What to produce ▸
Reproduce the records below word for word, changing nothing and leaving nothing out.
******************************
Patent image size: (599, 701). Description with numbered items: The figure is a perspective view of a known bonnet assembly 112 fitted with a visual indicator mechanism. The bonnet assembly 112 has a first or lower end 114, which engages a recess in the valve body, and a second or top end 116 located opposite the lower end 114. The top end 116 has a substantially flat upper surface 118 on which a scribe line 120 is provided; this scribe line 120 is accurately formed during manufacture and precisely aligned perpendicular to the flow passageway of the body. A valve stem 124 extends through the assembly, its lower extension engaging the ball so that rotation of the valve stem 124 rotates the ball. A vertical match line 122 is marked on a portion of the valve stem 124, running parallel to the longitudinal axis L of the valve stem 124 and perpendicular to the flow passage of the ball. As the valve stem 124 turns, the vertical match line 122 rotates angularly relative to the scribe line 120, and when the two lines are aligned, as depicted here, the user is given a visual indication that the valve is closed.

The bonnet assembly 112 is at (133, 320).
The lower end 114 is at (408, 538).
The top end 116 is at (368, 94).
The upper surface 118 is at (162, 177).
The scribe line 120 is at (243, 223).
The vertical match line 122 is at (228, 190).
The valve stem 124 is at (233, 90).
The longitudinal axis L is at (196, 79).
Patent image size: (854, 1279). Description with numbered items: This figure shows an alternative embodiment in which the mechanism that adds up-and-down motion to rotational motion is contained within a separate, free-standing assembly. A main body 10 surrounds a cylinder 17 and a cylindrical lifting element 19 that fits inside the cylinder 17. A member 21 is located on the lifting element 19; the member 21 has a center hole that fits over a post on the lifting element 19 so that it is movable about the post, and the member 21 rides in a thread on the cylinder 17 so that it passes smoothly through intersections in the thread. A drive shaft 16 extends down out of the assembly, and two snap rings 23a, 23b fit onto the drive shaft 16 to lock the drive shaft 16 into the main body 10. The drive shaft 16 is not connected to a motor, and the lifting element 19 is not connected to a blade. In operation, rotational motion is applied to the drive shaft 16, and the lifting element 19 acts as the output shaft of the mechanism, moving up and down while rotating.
******************************
Correct result ▸
Patent image size: (599, 701). Description with numbered items: The figure is a perspective view of a known bonnet assembly 112 fitted with a visual indicator mechanism. The bonnet assembly 112 has a first or lower end 114, which engages a recess in the valve body, and a second or top end 116 located opposite the lower end 114. The top end 116 has a substantially flat upper surface 118 on which a scribe line 120 is provided; this scribe line 120 is accurately formed during manufacture and precisely aligned perpendicular to the flow passageway of the body. A valve stem 124 extends through the assembly, its lower extension engaging the ball so that rotation of the valve stem 124 rotates the ball. A vertical match line 122 is marked on a portion of the valve stem 124, running parallel to the longitudinal axis L of the valve stem 124 and perpendicular to the flow passage of the ball. As the valve stem 124 turns, the vertical match line 122 rotates angularly relative to the scribe line 120, and when the two lines are aligned, as depicted here, the user is given a visual indication that the valve is closed.

The bonnet assembly 112 is at (133, 320).
The lower end 114 is at (408, 538).
The top end 116 is at (368, 94).
The upper surface 118 is at (162, 177).
The scribe line 120 is at (243, 223).
The vertical match line 122 is at (228, 190).
The valve stem 124 is at (233, 90).
The longitudinal axis L is at (196, 79).
Patent image size: (854, 1279). Description with numbered items: This figure shows an alternative embodiment in which the mechanism that adds up-and-down motion to rotational motion is contained within a separate, free-standing assembly. A main body 10 surrounds a cylinder 17 and a cylindrical lifting element 19 that fits inside the cylinder 17. A member 21 is located on the lifting element 19; the member 21 has a center hole that fits over a post on the lifting element 19 so that it is movable about the post, and the member 21 rides in a thread on the cylinder 17 so that it passes smoothly through intersections in the thread. A drive shaft 16 extends down out of the assembly, and two snap rings 23a, 23b fit onto the drive shaft 16 to lock the drive shaft 16 into the main body 10. The drive shaft 16 is not connected to a motor, and the lifting element 19 is not connected to a blade. In operation, rotational motion is applied to the drive shaft 16, and the lifting element 19 acts as the output shaft of the mechanism, moving up and down while rotating.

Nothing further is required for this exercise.